*Task instructions*:
Would you transcribe the listing that follows, character for character, and omit its images?
[start of Extracted material]
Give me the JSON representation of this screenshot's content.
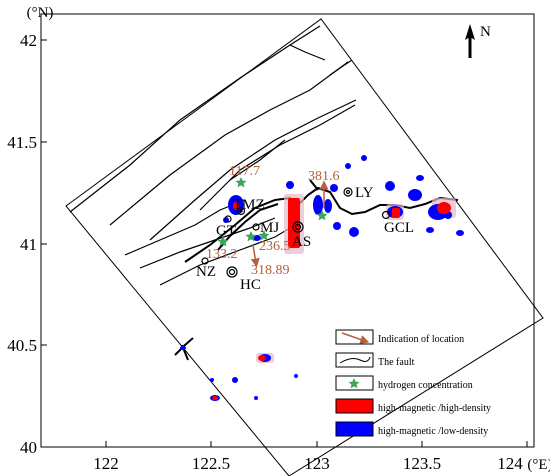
{
  "axes": {
    "y_unit": "(°N)",
    "x_unit": "(°E)",
    "y_ticks": [
      "42",
      "41.5",
      "41",
      "40.5",
      "40"
    ],
    "x_ticks": [
      "122",
      "122.5",
      "123",
      "123.5",
      "124"
    ]
  },
  "north_label": "N",
  "places": {
    "tmz": "TMZ",
    "gt": "GT",
    "mj": "MJ",
    "nz": "NZ",
    "hc": "HC",
    "as": "AS",
    "ly": "LY",
    "gcl": "GCL"
  },
  "hydrogen_values": {
    "v117": "117.7",
    "v381": "381.6",
    "v133": "133.2",
    "v236": "236.5",
    "v318": "318.89"
  },
  "legend": {
    "location": "Indication of location",
    "fault": "The fault",
    "hydrogen": "hydrogen concentration",
    "red": "high-magnetic /high-density",
    "blue": "high-magnetic /low-density"
  },
  "colors": {
    "frame": "#000000",
    "fault": "#000000",
    "arrow": "#b5603f",
    "value_text": "#b5603f",
    "star": "#3fa55a",
    "high_density": "#ff0000",
    "low_density": "#0000ff",
    "anomaly_halo": "#e8b8c8"
  }
}
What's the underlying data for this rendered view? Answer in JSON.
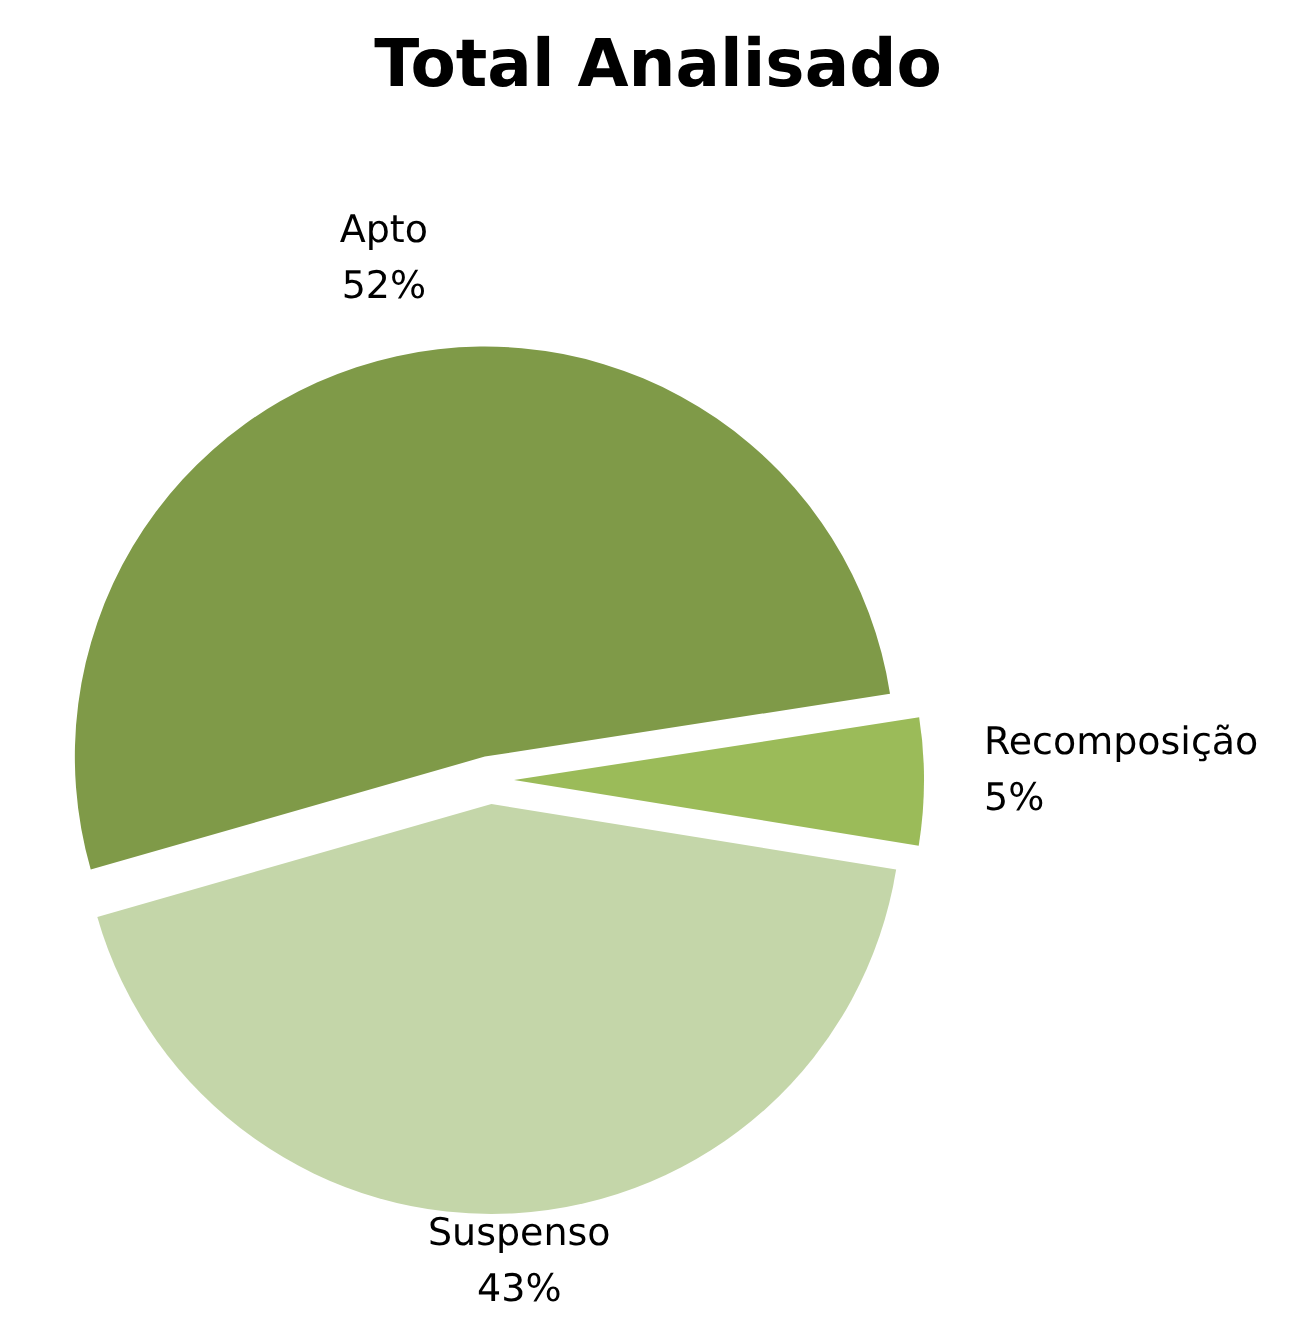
{
  "chart_data": {
    "type": "pie",
    "title": "Total Analisado",
    "categories": [
      "Apto",
      "Recomposição",
      "Suspenso"
    ],
    "values": [
      52,
      5,
      43
    ],
    "colors": [
      "#7f9a48",
      "#9bbb59",
      "#c4d6a9"
    ],
    "value_labels": [
      "52%",
      "5%",
      "43%"
    ],
    "legend": false
  }
}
[end of Extracted material]
*Answer to this problem*:
Give me the JSON representation of this screenshot's content.
{
  "axes": {
    "y_unit": "(°N)",
    "x_unit": "(°E)",
    "y_ticks": [
      "42",
      "41.5",
      "41",
      "40.5",
      "40"
    ],
    "x_ticks": [
      "122",
      "122.5",
      "123",
      "123.5",
      "124"
    ]
  },
  "north_label": "N",
  "places": {
    "tmz": "TMZ",
    "gt": "GT",
    "mj": "MJ",
    "nz": "NZ",
    "hc": "HC",
    "as": "AS",
    "ly": "LY",
    "gcl": "GCL"
  },
  "hydrogen_values": {
    "v117": "117.7",
    "v381": "381.6",
    "v133": "133.2",
    "v236": "236.5",
    "v318": "318.89"
  },
  "legend": {
    "location": "Indication of location",
    "fault": "The fault",
    "hydrogen": "hydrogen concentration",
    "red": "high-magnetic /high-density",
    "blue": "high-magnetic /low-density"
  },
  "colors": {
    "frame": "#000000",
    "fault": "#000000",
    "arrow": "#b5603f",
    "value_text": "#b5603f",
    "star": "#3fa55a",
    "high_density": "#ff0000",
    "low_density": "#0000ff",
    "anomaly_halo": "#e8b8c8"
  }
}
What's the underlying data for this rendered view? Answer in JSON.
{
  "chart_data": {
    "type": "pie",
    "title": "Total Analisado",
    "categories": [
      "Apto",
      "Recomposição",
      "Suspenso"
    ],
    "values": [
      52,
      5,
      43
    ],
    "colors": [
      "#7f9a48",
      "#9bbb59",
      "#c4d6a9"
    ],
    "value_labels": [
      "52%",
      "5%",
      "43%"
    ],
    "legend": false
  }
}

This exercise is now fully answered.